start Records

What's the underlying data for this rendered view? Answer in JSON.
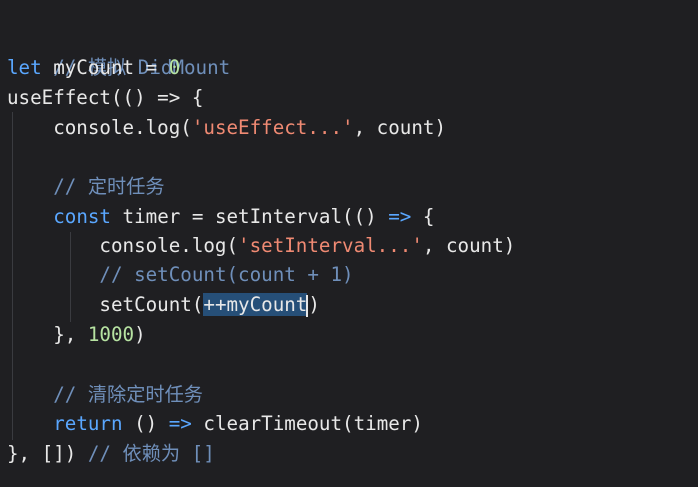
{
  "code": {
    "line1": {
      "comment": "// 模拟 DidMount"
    },
    "line2": {
      "kw": "let",
      "rest": " myCount = ",
      "num": "0"
    },
    "line3": {
      "text": "useEffect(() => {"
    },
    "line4": {
      "pre": "    console.log(",
      "str": "'useEffect...'",
      "post": ", count)"
    },
    "line6": {
      "indent": "    ",
      "comment": "// 定时任务"
    },
    "line7": {
      "indent": "    ",
      "kw": "const",
      "rest": " timer = setInterval(() ",
      "arrow": "=>",
      "post": " {"
    },
    "line8": {
      "pre": "        console.log(",
      "str": "'setInterval...'",
      "post": ", count)"
    },
    "line9": {
      "indent": "        ",
      "comment": "// setCount(count + 1)"
    },
    "line10": {
      "pre": "        setCount(",
      "selected": "++myCount",
      "post": ")"
    },
    "line11": {
      "pre": "    }, ",
      "num": "1000",
      "post": ")"
    },
    "line13": {
      "indent": "    ",
      "comment": "// 清除定时任务"
    },
    "line14": {
      "indent": "    ",
      "kw": "return",
      "rest": " () ",
      "arrow": "=>",
      "post": " clearTimeout(timer)"
    },
    "line15": {
      "pre": "}, []) ",
      "comment": "// 依赖为 []"
    }
  },
  "colors": {
    "background": "#1f1f22",
    "keyword": "#5aa7ff",
    "string": "#f08a73",
    "comment": "#6f8fba",
    "number": "#b7e3a2",
    "selection": "#264f78"
  }
}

end Records

### [Exercise directions]
Select every line in the material above where the string "setCount" occurs, and copy it.

### [Task response]
      "comment": "// setCount(count + 1)"
      "pre": "        setCount(",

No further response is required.